* _The exercise_:
Look for the string "Keseimbangan" and copy every line that has it.

[Start]

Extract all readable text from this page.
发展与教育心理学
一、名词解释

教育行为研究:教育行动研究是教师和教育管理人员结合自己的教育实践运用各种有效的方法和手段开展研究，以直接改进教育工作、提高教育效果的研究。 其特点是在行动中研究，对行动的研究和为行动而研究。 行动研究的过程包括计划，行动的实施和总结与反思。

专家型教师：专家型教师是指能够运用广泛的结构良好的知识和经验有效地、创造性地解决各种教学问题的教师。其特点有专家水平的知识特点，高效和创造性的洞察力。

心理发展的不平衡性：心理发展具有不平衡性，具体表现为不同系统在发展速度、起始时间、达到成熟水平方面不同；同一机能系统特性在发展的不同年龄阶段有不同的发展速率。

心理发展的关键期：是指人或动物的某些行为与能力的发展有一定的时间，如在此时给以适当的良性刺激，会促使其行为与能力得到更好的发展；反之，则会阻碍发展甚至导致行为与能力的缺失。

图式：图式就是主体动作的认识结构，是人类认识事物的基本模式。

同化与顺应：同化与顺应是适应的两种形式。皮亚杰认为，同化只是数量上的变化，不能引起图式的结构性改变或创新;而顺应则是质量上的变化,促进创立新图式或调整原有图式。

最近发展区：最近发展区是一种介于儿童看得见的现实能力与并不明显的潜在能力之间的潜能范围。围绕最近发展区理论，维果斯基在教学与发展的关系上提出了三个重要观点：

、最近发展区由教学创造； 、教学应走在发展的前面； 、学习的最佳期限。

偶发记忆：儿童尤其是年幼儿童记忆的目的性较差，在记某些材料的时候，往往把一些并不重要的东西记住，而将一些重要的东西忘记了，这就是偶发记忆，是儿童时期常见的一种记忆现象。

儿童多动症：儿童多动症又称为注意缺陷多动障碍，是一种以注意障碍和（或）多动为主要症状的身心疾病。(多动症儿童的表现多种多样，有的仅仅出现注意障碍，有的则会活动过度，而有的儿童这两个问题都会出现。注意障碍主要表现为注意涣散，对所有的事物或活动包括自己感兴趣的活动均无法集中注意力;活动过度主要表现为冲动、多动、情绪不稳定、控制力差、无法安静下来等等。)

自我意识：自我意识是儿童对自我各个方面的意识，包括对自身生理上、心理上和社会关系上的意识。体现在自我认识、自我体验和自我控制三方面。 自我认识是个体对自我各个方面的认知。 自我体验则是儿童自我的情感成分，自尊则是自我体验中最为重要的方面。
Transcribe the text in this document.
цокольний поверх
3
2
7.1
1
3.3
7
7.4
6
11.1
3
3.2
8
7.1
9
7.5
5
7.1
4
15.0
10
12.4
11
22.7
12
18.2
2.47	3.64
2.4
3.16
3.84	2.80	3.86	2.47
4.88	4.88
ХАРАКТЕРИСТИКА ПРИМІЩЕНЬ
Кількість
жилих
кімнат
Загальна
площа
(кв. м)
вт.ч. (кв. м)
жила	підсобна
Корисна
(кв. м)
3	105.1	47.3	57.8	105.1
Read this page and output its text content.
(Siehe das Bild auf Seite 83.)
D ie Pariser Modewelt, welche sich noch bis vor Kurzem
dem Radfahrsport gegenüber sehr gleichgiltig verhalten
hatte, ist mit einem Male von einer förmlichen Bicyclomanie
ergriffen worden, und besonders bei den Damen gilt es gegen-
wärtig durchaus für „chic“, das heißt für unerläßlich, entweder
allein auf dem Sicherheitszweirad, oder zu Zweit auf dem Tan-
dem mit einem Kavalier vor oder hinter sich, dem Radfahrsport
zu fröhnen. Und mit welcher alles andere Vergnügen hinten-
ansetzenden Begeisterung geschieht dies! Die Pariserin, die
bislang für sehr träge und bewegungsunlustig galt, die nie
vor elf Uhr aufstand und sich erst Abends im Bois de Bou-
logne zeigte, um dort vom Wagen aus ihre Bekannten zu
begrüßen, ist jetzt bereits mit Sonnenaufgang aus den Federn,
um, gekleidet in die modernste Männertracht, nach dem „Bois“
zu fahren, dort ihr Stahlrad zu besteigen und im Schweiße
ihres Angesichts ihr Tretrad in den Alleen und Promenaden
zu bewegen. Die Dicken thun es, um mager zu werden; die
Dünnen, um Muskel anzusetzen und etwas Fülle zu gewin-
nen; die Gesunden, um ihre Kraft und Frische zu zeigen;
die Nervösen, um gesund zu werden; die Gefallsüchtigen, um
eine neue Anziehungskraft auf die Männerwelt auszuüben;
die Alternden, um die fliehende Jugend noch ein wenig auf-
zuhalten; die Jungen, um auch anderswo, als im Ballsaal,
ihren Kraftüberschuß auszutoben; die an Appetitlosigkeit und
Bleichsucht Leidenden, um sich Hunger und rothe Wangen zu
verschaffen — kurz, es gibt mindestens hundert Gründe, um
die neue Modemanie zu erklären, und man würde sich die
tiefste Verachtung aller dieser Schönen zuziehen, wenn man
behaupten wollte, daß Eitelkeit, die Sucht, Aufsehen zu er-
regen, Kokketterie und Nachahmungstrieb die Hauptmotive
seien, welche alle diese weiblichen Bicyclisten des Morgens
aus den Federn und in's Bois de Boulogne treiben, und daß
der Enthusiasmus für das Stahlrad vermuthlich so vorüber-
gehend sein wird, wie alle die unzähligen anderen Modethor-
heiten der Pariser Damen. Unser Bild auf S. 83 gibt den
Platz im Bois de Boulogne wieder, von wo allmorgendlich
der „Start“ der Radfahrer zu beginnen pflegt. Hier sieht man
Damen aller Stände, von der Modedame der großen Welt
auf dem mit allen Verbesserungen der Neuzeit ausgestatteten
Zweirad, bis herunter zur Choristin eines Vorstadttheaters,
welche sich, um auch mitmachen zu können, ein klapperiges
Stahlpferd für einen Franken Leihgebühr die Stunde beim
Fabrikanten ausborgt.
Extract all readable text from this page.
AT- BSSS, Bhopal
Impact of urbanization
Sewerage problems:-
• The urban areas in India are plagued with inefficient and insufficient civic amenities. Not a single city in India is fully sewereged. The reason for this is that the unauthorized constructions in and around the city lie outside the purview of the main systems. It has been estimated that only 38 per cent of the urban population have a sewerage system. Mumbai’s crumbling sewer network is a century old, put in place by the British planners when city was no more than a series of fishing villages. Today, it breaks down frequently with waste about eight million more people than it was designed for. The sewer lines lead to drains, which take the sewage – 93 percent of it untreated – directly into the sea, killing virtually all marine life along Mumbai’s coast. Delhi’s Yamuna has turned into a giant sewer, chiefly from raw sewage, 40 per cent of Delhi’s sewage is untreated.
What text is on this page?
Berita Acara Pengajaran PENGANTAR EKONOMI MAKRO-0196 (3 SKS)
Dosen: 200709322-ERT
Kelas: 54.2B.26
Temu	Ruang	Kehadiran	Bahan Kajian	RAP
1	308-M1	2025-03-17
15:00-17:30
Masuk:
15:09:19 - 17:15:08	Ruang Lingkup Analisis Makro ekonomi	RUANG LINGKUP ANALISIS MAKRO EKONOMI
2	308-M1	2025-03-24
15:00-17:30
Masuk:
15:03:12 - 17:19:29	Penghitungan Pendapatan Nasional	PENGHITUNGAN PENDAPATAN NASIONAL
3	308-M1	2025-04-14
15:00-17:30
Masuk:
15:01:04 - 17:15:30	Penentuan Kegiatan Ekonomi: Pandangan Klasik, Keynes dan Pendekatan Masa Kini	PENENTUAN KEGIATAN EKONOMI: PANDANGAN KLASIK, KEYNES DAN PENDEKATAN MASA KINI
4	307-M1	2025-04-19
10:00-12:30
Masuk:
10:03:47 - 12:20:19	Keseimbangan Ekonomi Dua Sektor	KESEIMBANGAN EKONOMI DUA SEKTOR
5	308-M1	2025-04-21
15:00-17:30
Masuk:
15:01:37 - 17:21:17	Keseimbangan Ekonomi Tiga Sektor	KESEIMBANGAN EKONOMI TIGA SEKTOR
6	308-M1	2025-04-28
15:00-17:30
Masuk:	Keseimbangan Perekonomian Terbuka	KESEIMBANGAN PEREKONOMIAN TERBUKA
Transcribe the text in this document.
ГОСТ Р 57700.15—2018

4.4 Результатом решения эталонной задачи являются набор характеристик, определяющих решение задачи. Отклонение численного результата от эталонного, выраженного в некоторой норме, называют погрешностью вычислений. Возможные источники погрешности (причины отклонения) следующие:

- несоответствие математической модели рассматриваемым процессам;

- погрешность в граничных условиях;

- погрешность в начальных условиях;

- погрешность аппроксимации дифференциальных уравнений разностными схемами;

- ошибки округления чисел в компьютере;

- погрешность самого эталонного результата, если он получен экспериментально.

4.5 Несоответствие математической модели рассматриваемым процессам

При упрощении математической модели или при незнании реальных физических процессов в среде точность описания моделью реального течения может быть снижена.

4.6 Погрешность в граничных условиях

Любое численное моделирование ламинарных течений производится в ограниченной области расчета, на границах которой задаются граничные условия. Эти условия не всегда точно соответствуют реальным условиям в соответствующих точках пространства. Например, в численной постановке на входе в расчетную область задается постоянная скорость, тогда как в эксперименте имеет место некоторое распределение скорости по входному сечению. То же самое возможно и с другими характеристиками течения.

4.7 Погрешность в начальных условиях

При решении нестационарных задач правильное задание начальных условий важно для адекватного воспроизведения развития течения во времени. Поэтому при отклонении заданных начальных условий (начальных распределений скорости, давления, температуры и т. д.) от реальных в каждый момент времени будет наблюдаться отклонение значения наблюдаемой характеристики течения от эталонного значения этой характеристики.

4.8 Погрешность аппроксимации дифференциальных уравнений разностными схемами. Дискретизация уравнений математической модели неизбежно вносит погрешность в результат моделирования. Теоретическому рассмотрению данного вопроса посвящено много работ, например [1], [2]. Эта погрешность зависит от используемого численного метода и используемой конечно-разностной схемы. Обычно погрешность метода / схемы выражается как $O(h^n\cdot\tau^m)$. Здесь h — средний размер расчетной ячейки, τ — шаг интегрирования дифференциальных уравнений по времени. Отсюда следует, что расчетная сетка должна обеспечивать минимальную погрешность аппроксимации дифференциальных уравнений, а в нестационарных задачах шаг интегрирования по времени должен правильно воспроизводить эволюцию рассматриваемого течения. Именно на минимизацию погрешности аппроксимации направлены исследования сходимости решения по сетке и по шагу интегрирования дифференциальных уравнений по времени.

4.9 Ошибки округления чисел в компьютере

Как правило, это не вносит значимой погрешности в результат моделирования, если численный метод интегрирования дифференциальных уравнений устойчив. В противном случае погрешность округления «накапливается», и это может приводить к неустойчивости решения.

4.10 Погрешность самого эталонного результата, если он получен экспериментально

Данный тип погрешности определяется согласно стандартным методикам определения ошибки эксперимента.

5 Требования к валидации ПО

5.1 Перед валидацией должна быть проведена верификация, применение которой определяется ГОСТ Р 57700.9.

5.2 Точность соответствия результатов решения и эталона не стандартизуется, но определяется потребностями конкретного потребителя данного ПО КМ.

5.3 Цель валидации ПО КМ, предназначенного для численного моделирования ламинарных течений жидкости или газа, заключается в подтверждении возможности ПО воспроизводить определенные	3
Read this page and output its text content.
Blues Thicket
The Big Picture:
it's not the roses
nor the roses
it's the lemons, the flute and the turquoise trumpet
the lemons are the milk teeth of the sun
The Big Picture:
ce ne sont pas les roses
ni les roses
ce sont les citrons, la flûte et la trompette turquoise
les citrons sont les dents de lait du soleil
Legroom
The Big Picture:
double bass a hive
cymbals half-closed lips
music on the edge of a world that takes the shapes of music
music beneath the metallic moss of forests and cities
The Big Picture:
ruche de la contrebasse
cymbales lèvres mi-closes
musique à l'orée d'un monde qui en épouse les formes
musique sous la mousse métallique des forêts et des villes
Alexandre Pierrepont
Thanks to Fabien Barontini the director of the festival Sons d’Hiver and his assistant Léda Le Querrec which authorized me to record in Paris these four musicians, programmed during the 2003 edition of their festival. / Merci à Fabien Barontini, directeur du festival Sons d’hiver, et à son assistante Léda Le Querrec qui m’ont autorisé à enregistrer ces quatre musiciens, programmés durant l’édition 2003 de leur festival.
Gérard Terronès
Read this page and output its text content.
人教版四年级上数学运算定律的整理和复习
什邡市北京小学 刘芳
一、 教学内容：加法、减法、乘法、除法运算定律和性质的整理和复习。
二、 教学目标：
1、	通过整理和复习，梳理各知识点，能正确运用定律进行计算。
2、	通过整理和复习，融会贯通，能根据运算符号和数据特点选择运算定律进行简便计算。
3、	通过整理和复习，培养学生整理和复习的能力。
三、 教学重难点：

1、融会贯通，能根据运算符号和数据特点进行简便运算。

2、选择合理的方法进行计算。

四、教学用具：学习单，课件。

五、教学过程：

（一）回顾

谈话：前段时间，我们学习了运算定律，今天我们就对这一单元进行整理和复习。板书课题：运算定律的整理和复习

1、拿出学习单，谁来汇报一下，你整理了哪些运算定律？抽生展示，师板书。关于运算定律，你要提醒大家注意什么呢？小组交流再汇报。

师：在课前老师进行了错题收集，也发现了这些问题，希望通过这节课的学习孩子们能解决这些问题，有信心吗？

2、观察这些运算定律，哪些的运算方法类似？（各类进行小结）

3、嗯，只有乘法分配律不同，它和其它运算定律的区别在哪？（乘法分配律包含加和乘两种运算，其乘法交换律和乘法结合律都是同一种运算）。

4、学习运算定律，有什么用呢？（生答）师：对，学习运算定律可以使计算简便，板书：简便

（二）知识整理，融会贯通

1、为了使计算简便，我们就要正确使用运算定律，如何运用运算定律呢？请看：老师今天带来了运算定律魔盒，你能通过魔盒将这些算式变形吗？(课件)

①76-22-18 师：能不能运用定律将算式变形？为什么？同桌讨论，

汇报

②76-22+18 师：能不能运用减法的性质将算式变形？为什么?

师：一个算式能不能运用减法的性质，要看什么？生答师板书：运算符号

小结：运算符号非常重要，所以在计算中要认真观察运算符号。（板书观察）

[End]

* _Final result_:
10:03:47 - 12:20:19	Keseimbangan Ekonomi Dua Sektor	KESEIMBANGAN EKONOMI DUA SEKTOR
15:01:37 - 17:21:17	Keseimbangan Ekonomi Tiga Sektor	KESEIMBANGAN EKONOMI TIGA SEKTOR
Masuk:	Keseimbangan Perekonomian Terbuka	KESEIMBANGAN PEREKONOMIAN TERBUKA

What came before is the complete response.